— What you will do —
Reproduce all the lines below exactly and omit the images.

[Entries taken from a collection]
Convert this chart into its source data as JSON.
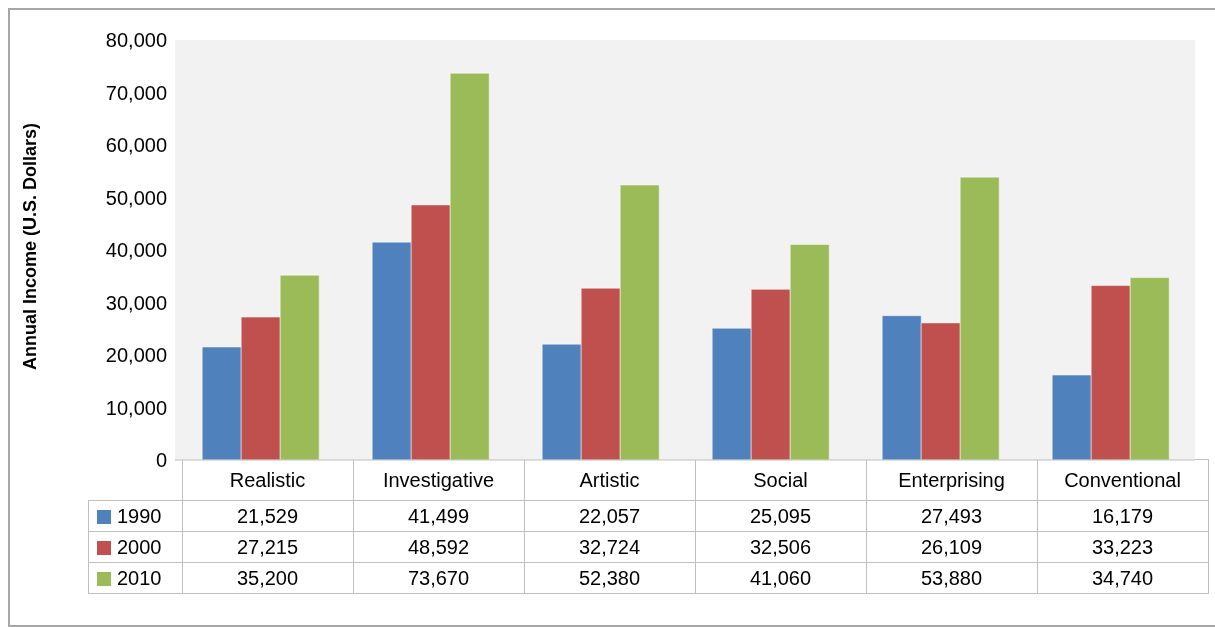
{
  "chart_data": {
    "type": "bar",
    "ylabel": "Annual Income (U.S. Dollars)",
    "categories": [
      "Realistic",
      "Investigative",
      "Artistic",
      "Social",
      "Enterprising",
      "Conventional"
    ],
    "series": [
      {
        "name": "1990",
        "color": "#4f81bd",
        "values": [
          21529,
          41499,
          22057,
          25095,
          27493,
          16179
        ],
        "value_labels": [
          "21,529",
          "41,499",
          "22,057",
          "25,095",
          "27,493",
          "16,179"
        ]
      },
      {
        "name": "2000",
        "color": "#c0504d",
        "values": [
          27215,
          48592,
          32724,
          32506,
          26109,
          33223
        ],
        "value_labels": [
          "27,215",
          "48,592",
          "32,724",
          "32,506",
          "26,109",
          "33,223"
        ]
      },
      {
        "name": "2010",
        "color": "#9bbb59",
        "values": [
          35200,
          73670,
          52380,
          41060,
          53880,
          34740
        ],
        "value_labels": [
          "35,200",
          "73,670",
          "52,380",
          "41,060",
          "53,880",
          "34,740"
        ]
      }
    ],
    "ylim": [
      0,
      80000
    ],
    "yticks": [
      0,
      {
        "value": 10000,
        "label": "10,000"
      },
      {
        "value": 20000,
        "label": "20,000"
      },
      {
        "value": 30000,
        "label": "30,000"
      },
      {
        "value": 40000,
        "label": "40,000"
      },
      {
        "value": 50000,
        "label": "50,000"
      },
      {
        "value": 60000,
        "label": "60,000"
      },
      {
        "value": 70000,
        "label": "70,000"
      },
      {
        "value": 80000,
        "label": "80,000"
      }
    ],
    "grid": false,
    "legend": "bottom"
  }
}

— Task solution —
Convert this chart into its source data as JSON.
{
  "chart_data": {
    "type": "bar",
    "ylabel": "Annual Income (U.S. Dollars)",
    "categories": [
      "Realistic",
      "Investigative",
      "Artistic",
      "Social",
      "Enterprising",
      "Conventional"
    ],
    "series": [
      {
        "name": "1990",
        "color": "#4f81bd",
        "values": [
          21529,
          41499,
          22057,
          25095,
          27493,
          16179
        ],
        "value_labels": [
          "21,529",
          "41,499",
          "22,057",
          "25,095",
          "27,493",
          "16,179"
        ]
      },
      {
        "name": "2000",
        "color": "#c0504d",
        "values": [
          27215,
          48592,
          32724,
          32506,
          26109,
          33223
        ],
        "value_labels": [
          "27,215",
          "48,592",
          "32,724",
          "32,506",
          "26,109",
          "33,223"
        ]
      },
      {
        "name": "2010",
        "color": "#9bbb59",
        "values": [
          35200,
          73670,
          52380,
          41060,
          53880,
          34740
        ],
        "value_labels": [
          "35,200",
          "73,670",
          "52,380",
          "41,060",
          "53,880",
          "34,740"
        ]
      }
    ],
    "ylim": [
      0,
      80000
    ],
    "yticks": [
      0,
      {
        "value": 10000,
        "label": "10,000"
      },
      {
        "value": 20000,
        "label": "20,000"
      },
      {
        "value": 30000,
        "label": "30,000"
      },
      {
        "value": 40000,
        "label": "40,000"
      },
      {
        "value": 50000,
        "label": "50,000"
      },
      {
        "value": 60000,
        "label": "60,000"
      },
      {
        "value": 70000,
        "label": "70,000"
      },
      {
        "value": 80000,
        "label": "80,000"
      }
    ],
    "grid": false,
    "legend": "bottom"
  }
}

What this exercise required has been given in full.